- WHAT YOU SHOULD DO:
Could you copy every record below exactly as it stands?

Document transcript data
<<<<

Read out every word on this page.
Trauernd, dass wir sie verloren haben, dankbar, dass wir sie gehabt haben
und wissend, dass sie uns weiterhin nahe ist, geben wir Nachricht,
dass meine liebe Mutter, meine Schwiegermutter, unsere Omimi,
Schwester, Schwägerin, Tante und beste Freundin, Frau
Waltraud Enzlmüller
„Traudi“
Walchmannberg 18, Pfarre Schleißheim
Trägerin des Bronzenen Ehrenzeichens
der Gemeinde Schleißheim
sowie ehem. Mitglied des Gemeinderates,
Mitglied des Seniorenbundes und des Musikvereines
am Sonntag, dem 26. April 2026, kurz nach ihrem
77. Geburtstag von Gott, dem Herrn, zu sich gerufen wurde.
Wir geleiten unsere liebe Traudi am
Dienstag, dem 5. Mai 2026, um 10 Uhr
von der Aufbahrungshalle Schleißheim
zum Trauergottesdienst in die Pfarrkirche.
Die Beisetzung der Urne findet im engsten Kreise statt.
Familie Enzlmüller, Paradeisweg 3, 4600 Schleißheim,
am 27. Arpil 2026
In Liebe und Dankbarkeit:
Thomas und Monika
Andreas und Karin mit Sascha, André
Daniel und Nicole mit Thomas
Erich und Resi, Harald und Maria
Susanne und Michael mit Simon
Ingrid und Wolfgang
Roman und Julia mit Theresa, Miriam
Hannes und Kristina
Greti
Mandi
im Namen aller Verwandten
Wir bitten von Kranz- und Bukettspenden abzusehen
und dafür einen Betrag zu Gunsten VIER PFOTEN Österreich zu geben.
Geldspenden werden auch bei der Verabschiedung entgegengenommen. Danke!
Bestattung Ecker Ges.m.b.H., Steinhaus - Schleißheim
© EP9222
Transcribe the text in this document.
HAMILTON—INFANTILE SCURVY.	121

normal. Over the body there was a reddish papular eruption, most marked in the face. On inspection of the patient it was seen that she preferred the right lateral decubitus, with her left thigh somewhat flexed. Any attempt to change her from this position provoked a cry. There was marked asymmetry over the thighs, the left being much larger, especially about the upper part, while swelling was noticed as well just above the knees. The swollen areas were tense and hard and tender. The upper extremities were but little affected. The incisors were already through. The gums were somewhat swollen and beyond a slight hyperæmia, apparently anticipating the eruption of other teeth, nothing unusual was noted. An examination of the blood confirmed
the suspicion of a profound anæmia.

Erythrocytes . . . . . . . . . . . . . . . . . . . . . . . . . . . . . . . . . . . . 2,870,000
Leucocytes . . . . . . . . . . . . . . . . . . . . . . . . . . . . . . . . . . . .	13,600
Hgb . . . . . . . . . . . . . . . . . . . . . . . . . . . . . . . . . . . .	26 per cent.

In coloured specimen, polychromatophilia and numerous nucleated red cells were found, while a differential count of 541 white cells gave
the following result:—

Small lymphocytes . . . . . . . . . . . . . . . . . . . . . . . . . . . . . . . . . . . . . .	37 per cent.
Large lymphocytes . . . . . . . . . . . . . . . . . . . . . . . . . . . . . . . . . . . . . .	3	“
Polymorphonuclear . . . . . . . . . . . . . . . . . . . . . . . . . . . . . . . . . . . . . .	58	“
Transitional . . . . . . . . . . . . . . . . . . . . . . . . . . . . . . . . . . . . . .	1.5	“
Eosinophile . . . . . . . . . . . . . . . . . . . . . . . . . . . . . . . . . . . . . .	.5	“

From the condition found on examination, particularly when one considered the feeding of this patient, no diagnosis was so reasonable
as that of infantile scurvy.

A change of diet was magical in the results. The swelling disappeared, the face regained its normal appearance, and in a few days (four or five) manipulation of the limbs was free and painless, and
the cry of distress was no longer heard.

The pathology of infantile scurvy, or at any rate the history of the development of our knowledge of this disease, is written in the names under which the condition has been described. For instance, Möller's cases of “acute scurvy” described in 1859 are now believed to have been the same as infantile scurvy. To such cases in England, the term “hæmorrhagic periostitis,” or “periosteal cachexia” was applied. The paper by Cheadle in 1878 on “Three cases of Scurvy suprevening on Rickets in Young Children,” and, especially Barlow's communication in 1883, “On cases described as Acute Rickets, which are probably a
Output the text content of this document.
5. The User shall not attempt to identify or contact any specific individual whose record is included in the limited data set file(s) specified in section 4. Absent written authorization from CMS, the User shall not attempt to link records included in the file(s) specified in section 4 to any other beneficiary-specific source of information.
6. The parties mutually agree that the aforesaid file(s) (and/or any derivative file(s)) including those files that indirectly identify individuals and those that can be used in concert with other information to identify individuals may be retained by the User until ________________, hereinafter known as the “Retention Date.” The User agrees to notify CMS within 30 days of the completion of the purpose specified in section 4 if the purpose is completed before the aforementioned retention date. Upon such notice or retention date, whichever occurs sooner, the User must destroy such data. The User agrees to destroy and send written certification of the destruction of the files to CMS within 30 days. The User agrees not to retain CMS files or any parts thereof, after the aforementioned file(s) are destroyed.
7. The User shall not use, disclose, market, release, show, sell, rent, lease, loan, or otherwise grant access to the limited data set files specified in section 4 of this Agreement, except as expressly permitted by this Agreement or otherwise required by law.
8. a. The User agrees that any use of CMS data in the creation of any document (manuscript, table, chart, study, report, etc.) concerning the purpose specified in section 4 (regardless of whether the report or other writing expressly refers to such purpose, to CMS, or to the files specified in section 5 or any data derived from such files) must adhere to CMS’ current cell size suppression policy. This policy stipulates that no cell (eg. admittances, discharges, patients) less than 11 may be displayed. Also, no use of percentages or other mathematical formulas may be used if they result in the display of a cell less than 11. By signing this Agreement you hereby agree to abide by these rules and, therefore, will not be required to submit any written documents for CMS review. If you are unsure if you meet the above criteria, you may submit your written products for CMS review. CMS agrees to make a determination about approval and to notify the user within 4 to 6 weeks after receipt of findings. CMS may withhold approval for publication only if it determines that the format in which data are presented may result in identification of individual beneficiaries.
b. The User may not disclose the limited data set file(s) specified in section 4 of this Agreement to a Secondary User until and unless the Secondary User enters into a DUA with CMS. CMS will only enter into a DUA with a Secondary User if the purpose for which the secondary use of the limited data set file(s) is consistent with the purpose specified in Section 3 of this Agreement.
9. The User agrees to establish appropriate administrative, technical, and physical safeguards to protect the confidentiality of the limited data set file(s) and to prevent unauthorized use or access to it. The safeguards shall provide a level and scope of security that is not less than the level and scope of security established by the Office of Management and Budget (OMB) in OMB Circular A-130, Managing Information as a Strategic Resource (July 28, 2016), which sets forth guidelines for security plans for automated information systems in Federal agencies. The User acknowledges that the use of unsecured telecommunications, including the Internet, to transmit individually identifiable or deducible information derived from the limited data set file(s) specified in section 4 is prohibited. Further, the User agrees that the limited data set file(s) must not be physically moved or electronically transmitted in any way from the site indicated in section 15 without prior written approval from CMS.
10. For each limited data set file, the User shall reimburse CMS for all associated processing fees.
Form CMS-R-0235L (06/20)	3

>>>>

- RESPONSE:
Read out every word on this page.
Trauernd, dass wir sie verloren haben, dankbar, dass wir sie gehabt haben
und wissend, dass sie uns weiterhin nahe ist, geben wir Nachricht,
dass meine liebe Mutter, meine Schwiegermutter, unsere Omimi,
Schwester, Schwägerin, Tante und beste Freundin, Frau
Waltraud Enzlmüller
„Traudi“
Walchmannberg 18, Pfarre Schleißheim
Trägerin des Bronzenen Ehrenzeichens
der Gemeinde Schleißheim
sowie ehem. Mitglied des Gemeinderates,
Mitglied des Seniorenbundes und des Musikvereines
am Sonntag, dem 26. April 2026, kurz nach ihrem
77. Geburtstag von Gott, dem Herrn, zu sich gerufen wurde.
Wir geleiten unsere liebe Traudi am
Dienstag, dem 5. Mai 2026, um 10 Uhr
von der Aufbahrungshalle Schleißheim
zum Trauergottesdienst in die Pfarrkirche.
Die Beisetzung der Urne findet im engsten Kreise statt.
Familie Enzlmüller, Paradeisweg 3, 4600 Schleißheim,
am 27. Arpil 2026
In Liebe und Dankbarkeit:
Thomas und Monika
Andreas und Karin mit Sascha, André
Daniel und Nicole mit Thomas
Erich und Resi, Harald und Maria
Susanne und Michael mit Simon
Ingrid und Wolfgang
Roman und Julia mit Theresa, Miriam
Hannes und Kristina
Greti
Mandi
im Namen aller Verwandten
Wir bitten von Kranz- und Bukettspenden abzusehen
und dafür einen Betrag zu Gunsten VIER PFOTEN Österreich zu geben.
Geldspenden werden auch bei der Verabschiedung entgegengenommen. Danke!
Bestattung Ecker Ges.m.b.H., Steinhaus - Schleißheim
© EP9222
Transcribe the text in this document.
HAMILTON—INFANTILE SCURVY.	121

normal. Over the body there was a reddish papular eruption, most marked in the face. On inspection of the patient it was seen that she preferred the right lateral decubitus, with her left thigh somewhat flexed. Any attempt to change her from this position provoked a cry. There was marked asymmetry over the thighs, the left being much larger, especially about the upper part, while swelling was noticed as well just above the knees. The swollen areas were tense and hard and tender. The upper extremities were but little affected. The incisors were already through. The gums were somewhat swollen and beyond a slight hyperæmia, apparently anticipating the eruption of other teeth, nothing unusual was noted. An examination of the blood confirmed
the suspicion of a profound anæmia.

Erythrocytes . . . . . . . . . . . . . . . . . . . . . . . . . . . . . . . . . . . . 2,870,000
Leucocytes . . . . . . . . . . . . . . . . . . . . . . . . . . . . . . . . . . . .	13,600
Hgb . . . . . . . . . . . . . . . . . . . . . . . . . . . . . . . . . . . .	26 per cent.

In coloured specimen, polychromatophilia and numerous nucleated red cells were found, while a differential count of 541 white cells gave
the following result:—

Small lymphocytes . . . . . . . . . . . . . . . . . . . . . . . . . . . . . . . . . . . . . .	37 per cent.
Large lymphocytes . . . . . . . . . . . . . . . . . . . . . . . . . . . . . . . . . . . . . .	3	“
Polymorphonuclear . . . . . . . . . . . . . . . . . . . . . . . . . . . . . . . . . . . . . .	58	“
Transitional . . . . . . . . . . . . . . . . . . . . . . . . . . . . . . . . . . . . . .	1.5	“
Eosinophile . . . . . . . . . . . . . . . . . . . . . . . . . . . . . . . . . . . . . .	.5	“

From the condition found on examination, particularly when one considered the feeding of this patient, no diagnosis was so reasonable
as that of infantile scurvy.

A change of diet was magical in the results. The swelling disappeared, the face regained its normal appearance, and in a few days (four or five) manipulation of the limbs was free and painless, and
the cry of distress was no longer heard.

The pathology of infantile scurvy, or at any rate the history of the development of our knowledge of this disease, is written in the names under which the condition has been described. For instance, Möller's cases of “acute scurvy” described in 1859 are now believed to have been the same as infantile scurvy. To such cases in England, the term “hæmorrhagic periostitis,” or “periosteal cachexia” was applied. The paper by Cheadle in 1878 on “Three cases of Scurvy suprevening on Rickets in Young Children,” and, especially Barlow's communication in 1883, “On cases described as Acute Rickets, which are probably a
Output the text content of this document.
5. The User shall not attempt to identify or contact any specific individual whose record is included in the limited data set file(s) specified in section 4. Absent written authorization from CMS, the User shall not attempt to link records included in the file(s) specified in section 4 to any other beneficiary-specific source of information.
6. The parties mutually agree that the aforesaid file(s) (and/or any derivative file(s)) including those files that indirectly identify individuals and those that can be used in concert with other information to identify individuals may be retained by the User until ________________, hereinafter known as the “Retention Date.” The User agrees to notify CMS within 30 days of the completion of the purpose specified in section 4 if the purpose is completed before the aforementioned retention date. Upon such notice or retention date, whichever occurs sooner, the User must destroy such data. The User agrees to destroy and send written certification of the destruction of the files to CMS within 30 days. The User agrees not to retain CMS files or any parts thereof, after the aforementioned file(s) are destroyed.
7. The User shall not use, disclose, market, release, show, sell, rent, lease, loan, or otherwise grant access to the limited data set files specified in section 4 of this Agreement, except as expressly permitted by this Agreement or otherwise required by law.
8. a. The User agrees that any use of CMS data in the creation of any document (manuscript, table, chart, study, report, etc.) concerning the purpose specified in section 4 (regardless of whether the report or other writing expressly refers to such purpose, to CMS, or to the files specified in section 5 or any data derived from such files) must adhere to CMS’ current cell size suppression policy. This policy stipulates that no cell (eg. admittances, discharges, patients) less than 11 may be displayed. Also, no use of percentages or other mathematical formulas may be used if they result in the display of a cell less than 11. By signing this Agreement you hereby agree to abide by these rules and, therefore, will not be required to submit any written documents for CMS review. If you are unsure if you meet the above criteria, you may submit your written products for CMS review. CMS agrees to make a determination about approval and to notify the user within 4 to 6 weeks after receipt of findings. CMS may withhold approval for publication only if it determines that the format in which data are presented may result in identification of individual beneficiaries.
b. The User may not disclose the limited data set file(s) specified in section 4 of this Agreement to a Secondary User until and unless the Secondary User enters into a DUA with CMS. CMS will only enter into a DUA with a Secondary User if the purpose for which the secondary use of the limited data set file(s) is consistent with the purpose specified in Section 3 of this Agreement.
9. The User agrees to establish appropriate administrative, technical, and physical safeguards to protect the confidentiality of the limited data set file(s) and to prevent unauthorized use or access to it. The safeguards shall provide a level and scope of security that is not less than the level and scope of security established by the Office of Management and Budget (OMB) in OMB Circular A-130, Managing Information as a Strategic Resource (July 28, 2016), which sets forth guidelines for security plans for automated information systems in Federal agencies. The User acknowledges that the use of unsecured telecommunications, including the Internet, to transmit individually identifiable or deducible information derived from the limited data set file(s) specified in section 4 is prohibited. Further, the User agrees that the limited data set file(s) must not be physically moved or electronically transmitted in any way from the site indicated in section 15 without prior written approval from CMS.
10. For each limited data set file, the User shall reimburse CMS for all associated processing fees.
Form CMS-R-0235L (06/20)	3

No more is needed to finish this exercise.